(Dataset rows about figures)
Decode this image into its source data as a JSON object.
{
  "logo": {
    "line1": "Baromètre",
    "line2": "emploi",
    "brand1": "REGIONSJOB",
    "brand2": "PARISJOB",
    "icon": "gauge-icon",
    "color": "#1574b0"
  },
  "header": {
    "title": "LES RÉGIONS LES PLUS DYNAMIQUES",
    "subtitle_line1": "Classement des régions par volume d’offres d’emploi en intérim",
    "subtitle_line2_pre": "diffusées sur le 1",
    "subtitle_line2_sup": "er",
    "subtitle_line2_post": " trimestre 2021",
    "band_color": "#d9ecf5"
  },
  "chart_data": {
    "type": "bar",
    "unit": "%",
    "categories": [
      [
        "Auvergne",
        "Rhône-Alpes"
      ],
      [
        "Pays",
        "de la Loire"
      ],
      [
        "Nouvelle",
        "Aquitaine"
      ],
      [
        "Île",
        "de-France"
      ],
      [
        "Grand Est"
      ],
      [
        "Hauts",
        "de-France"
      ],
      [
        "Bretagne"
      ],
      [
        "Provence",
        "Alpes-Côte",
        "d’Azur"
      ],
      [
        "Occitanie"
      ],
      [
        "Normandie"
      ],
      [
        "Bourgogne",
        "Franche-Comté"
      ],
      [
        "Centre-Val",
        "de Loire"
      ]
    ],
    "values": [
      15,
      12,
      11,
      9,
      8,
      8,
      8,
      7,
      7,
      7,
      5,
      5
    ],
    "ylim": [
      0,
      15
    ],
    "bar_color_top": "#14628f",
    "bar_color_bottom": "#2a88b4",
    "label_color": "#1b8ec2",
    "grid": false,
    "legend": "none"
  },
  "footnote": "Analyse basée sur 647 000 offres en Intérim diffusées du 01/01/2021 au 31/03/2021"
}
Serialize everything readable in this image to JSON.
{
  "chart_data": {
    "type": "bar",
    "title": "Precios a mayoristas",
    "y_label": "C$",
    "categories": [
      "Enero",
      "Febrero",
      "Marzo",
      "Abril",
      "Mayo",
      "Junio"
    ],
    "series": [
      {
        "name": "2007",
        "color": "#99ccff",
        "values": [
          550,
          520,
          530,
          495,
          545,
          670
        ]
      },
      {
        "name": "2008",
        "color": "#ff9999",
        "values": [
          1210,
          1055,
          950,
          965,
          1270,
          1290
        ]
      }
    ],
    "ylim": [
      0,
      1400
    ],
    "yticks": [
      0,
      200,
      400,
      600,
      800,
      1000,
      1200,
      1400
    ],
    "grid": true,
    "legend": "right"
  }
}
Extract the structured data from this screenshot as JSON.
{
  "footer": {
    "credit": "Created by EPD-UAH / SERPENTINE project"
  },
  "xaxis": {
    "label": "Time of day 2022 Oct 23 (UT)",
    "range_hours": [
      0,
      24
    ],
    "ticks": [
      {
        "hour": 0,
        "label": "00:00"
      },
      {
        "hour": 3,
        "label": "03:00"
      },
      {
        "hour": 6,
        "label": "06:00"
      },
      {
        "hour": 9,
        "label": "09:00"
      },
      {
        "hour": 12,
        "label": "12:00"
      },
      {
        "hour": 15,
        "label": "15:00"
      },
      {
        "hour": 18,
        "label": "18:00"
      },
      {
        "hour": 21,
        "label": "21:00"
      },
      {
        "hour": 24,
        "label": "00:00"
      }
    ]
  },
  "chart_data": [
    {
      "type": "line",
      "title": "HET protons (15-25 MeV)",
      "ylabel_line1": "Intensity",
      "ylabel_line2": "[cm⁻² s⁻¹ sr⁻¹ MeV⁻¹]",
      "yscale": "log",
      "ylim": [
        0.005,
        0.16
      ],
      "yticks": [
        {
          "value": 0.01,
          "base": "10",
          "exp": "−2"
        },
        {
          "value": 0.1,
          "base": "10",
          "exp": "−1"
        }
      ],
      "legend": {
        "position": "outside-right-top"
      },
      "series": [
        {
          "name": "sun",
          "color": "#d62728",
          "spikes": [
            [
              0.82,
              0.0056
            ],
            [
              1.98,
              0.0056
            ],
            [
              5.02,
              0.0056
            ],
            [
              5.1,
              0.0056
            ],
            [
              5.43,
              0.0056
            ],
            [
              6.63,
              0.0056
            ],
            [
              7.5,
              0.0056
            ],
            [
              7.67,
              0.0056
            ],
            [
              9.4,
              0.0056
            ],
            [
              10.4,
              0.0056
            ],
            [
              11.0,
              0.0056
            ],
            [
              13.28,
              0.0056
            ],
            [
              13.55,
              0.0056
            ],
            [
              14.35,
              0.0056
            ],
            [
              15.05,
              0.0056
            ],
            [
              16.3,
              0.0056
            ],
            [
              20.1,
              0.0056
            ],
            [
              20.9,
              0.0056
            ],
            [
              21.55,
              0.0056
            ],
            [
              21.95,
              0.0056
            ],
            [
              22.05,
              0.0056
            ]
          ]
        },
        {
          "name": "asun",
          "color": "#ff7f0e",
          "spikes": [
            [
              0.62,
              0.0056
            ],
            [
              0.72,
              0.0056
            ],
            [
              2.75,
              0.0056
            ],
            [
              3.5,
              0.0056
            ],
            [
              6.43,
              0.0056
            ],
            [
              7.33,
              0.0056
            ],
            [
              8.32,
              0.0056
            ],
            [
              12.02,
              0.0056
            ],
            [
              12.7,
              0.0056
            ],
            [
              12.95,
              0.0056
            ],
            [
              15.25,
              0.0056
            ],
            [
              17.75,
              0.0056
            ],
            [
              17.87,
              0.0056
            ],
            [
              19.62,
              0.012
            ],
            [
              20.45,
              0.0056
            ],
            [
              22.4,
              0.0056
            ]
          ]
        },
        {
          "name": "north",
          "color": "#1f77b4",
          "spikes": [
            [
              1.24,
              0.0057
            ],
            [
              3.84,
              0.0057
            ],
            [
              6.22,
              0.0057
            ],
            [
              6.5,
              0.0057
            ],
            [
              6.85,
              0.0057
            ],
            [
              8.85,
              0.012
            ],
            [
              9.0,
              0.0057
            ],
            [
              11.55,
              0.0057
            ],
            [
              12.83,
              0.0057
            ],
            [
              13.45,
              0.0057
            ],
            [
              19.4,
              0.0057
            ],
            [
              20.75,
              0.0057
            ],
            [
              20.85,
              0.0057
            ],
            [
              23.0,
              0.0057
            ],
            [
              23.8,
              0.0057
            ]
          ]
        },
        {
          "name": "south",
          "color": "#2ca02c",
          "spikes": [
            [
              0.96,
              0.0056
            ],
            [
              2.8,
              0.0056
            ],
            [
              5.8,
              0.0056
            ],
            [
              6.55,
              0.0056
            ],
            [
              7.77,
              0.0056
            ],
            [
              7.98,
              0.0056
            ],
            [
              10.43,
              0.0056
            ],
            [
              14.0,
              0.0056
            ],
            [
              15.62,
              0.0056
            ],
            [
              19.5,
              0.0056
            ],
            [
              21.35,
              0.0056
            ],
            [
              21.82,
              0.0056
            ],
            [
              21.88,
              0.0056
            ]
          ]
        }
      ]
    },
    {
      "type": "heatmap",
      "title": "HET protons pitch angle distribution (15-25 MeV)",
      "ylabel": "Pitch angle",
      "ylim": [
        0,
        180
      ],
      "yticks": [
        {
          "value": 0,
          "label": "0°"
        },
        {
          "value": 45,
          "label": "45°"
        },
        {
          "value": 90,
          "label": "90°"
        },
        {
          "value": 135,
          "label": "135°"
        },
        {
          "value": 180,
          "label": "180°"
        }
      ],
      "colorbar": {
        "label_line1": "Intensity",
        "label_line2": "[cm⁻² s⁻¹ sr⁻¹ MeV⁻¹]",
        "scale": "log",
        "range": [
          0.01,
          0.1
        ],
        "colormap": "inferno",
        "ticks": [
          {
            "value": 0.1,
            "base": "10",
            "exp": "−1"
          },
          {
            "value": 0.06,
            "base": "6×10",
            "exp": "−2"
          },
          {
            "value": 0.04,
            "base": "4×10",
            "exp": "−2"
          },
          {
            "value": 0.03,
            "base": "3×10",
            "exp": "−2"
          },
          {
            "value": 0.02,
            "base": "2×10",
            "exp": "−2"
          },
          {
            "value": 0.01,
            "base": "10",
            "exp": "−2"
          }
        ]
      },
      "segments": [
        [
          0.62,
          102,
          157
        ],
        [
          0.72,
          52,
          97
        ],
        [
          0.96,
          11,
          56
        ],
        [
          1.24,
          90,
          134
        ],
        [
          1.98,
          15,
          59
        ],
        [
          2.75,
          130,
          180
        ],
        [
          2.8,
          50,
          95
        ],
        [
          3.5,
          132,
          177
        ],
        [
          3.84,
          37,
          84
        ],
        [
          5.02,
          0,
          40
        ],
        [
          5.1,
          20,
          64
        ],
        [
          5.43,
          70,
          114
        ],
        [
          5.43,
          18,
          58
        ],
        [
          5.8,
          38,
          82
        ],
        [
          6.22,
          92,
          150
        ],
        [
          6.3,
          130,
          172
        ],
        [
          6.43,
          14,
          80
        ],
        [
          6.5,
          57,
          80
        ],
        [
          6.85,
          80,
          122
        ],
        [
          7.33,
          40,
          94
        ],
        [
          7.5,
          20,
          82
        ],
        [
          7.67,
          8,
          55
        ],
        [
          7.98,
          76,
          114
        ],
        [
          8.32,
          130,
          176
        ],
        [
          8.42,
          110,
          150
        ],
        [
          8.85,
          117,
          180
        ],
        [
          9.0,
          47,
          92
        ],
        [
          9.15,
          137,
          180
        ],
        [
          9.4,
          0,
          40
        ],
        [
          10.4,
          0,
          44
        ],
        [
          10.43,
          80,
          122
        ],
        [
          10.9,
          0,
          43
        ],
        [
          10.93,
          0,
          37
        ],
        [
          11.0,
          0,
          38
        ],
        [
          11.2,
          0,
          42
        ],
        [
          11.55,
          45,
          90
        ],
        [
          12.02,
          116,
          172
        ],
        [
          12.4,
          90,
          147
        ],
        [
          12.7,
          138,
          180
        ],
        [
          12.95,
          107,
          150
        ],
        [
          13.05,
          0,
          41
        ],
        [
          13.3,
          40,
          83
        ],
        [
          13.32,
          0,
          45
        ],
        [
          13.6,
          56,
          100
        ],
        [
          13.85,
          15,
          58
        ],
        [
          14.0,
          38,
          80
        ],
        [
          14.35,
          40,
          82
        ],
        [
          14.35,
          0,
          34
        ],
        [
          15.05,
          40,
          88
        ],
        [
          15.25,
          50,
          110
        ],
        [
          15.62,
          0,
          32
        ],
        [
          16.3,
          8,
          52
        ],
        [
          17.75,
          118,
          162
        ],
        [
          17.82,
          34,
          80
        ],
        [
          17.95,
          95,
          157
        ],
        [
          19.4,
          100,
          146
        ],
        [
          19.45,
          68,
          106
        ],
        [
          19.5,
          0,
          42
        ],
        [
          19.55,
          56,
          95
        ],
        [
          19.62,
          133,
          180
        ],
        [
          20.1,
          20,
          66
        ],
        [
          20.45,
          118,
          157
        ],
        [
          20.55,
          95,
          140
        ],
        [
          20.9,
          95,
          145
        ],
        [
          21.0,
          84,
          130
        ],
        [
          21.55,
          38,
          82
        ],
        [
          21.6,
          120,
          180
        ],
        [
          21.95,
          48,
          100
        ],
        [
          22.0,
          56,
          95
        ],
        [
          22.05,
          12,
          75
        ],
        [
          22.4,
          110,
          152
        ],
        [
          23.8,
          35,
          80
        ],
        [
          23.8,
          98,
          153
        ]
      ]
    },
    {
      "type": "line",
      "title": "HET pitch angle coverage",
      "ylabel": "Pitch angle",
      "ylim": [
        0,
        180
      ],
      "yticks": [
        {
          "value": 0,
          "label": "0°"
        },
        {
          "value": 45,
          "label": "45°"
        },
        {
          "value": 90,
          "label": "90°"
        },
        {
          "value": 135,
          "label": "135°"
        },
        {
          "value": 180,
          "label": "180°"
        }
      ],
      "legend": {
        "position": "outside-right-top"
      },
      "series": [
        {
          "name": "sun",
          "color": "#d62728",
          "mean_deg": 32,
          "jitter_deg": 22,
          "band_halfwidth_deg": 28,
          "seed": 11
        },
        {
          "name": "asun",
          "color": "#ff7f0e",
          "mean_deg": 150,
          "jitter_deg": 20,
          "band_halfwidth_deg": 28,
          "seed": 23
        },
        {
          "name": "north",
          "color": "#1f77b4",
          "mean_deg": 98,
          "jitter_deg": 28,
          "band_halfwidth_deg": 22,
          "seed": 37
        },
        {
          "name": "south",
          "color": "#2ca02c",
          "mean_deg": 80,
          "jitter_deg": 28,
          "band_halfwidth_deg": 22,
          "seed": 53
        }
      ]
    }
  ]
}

### [Task to carry out]
Collect from the data above every line that includes "protons".

### [Result]
      "title": "HET protons (15-25 MeV)",
      "title": "HET protons pitch angle distribution (15-25 MeV)",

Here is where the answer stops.